[Excerpt from a dataset]
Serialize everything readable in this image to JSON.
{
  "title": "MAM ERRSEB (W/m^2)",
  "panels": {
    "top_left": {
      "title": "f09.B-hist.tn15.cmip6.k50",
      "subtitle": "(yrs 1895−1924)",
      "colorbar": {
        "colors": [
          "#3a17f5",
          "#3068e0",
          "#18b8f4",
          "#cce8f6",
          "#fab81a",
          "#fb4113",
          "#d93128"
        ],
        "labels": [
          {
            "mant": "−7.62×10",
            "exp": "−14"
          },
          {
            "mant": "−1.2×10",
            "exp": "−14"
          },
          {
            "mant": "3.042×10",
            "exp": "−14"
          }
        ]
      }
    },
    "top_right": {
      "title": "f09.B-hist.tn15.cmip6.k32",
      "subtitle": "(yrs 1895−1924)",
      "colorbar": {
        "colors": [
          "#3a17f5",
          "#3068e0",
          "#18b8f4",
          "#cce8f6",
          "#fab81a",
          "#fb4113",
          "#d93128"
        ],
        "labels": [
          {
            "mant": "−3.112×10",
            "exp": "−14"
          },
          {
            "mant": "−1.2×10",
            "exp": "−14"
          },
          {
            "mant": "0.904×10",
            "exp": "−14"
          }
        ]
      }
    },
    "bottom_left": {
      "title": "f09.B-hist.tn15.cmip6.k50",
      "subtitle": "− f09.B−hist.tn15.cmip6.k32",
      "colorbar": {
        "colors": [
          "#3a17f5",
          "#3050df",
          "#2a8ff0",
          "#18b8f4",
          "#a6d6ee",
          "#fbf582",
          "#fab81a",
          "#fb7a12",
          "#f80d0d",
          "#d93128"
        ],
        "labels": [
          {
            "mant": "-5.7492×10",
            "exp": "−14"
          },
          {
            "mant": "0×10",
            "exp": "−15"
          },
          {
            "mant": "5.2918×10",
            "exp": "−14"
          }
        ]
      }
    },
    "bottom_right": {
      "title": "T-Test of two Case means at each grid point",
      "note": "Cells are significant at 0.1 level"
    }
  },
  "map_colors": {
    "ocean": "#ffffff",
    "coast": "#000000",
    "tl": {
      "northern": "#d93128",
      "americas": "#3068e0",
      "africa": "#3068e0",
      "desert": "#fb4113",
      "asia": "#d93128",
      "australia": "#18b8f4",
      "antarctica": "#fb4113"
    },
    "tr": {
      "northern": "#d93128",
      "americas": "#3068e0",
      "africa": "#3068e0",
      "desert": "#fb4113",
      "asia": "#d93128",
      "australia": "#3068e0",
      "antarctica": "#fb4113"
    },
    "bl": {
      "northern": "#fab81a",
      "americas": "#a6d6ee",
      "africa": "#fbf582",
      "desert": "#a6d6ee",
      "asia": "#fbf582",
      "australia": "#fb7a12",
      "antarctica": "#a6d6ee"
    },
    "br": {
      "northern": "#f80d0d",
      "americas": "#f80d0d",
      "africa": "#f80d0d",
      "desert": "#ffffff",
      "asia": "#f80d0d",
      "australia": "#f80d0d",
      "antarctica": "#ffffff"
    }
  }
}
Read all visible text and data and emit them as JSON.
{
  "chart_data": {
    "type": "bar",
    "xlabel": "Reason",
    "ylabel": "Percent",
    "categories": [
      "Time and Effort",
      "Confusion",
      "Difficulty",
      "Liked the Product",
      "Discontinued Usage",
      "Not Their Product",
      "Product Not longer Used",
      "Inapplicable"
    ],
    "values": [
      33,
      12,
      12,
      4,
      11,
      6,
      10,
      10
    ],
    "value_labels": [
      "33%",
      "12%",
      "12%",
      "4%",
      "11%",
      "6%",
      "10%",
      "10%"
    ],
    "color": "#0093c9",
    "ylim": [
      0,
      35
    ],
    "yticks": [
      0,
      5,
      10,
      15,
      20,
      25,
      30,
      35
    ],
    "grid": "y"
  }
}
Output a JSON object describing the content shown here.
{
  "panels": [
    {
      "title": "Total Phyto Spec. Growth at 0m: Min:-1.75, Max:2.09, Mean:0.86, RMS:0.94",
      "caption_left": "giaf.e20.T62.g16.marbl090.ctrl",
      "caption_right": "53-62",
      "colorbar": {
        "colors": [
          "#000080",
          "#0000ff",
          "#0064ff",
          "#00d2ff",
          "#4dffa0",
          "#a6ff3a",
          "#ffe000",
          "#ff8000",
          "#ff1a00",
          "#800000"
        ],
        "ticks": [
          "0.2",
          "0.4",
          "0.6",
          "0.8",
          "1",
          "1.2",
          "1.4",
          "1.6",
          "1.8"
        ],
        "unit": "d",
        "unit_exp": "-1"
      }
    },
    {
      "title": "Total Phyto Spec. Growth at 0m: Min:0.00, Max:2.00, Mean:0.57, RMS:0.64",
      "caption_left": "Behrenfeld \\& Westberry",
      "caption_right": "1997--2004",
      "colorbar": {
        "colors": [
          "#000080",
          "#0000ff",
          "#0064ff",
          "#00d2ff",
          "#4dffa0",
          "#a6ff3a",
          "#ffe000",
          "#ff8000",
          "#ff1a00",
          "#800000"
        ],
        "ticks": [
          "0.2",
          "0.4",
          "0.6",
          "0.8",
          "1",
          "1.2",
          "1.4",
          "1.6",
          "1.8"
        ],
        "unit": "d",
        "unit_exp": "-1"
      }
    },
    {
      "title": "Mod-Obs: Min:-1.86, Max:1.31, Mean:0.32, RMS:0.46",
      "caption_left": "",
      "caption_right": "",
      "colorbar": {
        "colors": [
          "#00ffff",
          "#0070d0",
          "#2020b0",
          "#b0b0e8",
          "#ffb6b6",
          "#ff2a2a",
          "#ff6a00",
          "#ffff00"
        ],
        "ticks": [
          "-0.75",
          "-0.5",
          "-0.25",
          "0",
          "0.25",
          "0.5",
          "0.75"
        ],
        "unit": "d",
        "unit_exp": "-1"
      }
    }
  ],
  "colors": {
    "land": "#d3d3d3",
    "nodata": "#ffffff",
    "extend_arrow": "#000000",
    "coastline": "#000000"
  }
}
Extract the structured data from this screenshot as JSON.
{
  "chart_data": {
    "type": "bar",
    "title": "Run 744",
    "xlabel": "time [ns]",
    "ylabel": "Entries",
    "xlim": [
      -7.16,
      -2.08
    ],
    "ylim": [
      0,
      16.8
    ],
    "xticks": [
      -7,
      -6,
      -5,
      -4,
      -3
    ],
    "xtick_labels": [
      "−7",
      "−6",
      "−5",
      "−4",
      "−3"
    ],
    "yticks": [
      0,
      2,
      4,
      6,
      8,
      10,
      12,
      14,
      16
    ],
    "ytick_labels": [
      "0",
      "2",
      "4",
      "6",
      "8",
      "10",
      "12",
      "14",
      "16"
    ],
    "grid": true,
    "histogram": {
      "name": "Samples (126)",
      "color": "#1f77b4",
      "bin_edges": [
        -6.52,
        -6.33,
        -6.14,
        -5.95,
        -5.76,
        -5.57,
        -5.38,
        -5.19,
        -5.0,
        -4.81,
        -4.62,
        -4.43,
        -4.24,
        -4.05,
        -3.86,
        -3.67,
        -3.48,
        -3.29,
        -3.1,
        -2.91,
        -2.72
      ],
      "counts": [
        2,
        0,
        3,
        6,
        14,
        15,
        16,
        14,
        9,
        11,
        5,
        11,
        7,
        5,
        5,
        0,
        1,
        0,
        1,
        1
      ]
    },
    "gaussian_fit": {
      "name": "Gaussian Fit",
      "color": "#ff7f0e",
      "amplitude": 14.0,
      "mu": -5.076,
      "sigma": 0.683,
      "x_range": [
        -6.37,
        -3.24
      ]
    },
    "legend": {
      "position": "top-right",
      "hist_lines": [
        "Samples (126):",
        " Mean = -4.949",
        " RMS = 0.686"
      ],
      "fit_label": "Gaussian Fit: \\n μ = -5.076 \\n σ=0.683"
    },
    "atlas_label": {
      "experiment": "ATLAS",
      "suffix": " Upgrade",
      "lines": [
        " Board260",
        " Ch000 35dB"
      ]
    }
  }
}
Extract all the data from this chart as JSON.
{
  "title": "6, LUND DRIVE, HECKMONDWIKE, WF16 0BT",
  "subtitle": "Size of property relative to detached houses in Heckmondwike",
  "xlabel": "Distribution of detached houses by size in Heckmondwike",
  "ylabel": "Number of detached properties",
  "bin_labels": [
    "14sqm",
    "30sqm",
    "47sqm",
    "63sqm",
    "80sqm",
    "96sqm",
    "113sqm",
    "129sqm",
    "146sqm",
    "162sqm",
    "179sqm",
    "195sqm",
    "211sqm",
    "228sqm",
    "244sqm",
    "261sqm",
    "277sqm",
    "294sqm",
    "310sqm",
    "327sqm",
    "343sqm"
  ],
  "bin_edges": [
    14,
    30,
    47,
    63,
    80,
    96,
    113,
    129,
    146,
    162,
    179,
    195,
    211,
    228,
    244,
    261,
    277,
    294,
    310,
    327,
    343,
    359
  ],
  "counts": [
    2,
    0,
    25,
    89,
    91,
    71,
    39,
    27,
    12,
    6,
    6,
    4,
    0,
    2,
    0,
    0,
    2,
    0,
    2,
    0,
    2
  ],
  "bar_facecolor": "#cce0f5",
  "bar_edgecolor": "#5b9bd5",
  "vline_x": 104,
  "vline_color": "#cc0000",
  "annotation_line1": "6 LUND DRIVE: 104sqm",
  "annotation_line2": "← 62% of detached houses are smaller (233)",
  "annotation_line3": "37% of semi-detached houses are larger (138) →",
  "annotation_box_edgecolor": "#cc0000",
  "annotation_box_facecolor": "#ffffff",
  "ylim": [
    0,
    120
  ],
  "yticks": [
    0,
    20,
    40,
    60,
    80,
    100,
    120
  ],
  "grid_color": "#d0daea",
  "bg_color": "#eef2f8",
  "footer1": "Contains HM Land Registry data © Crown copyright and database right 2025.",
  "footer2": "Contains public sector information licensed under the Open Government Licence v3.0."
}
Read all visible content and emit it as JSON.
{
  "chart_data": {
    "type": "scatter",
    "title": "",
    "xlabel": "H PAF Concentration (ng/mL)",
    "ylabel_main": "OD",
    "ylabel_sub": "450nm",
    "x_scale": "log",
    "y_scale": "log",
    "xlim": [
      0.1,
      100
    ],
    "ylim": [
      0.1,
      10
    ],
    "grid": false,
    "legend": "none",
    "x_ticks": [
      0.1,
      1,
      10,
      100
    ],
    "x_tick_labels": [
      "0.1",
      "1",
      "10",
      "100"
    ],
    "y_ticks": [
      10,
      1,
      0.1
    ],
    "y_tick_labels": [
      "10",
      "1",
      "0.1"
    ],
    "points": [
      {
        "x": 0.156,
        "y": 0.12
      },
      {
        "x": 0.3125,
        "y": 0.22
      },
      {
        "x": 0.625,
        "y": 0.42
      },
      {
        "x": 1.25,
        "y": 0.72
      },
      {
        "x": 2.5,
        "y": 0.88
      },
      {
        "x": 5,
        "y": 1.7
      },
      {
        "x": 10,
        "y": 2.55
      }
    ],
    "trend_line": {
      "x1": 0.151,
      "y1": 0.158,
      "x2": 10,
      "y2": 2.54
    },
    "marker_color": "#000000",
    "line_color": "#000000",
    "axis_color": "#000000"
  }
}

EXERCISE OBJECTIVE: Copy out every line holding the string "LUND".

EXERCISE OUTPUT:
  "title": "6, LUND DRIVE, HECKMONDWIKE, WF16 0BT",
  "annotation_line1": "6 LUND DRIVE: 104sqm",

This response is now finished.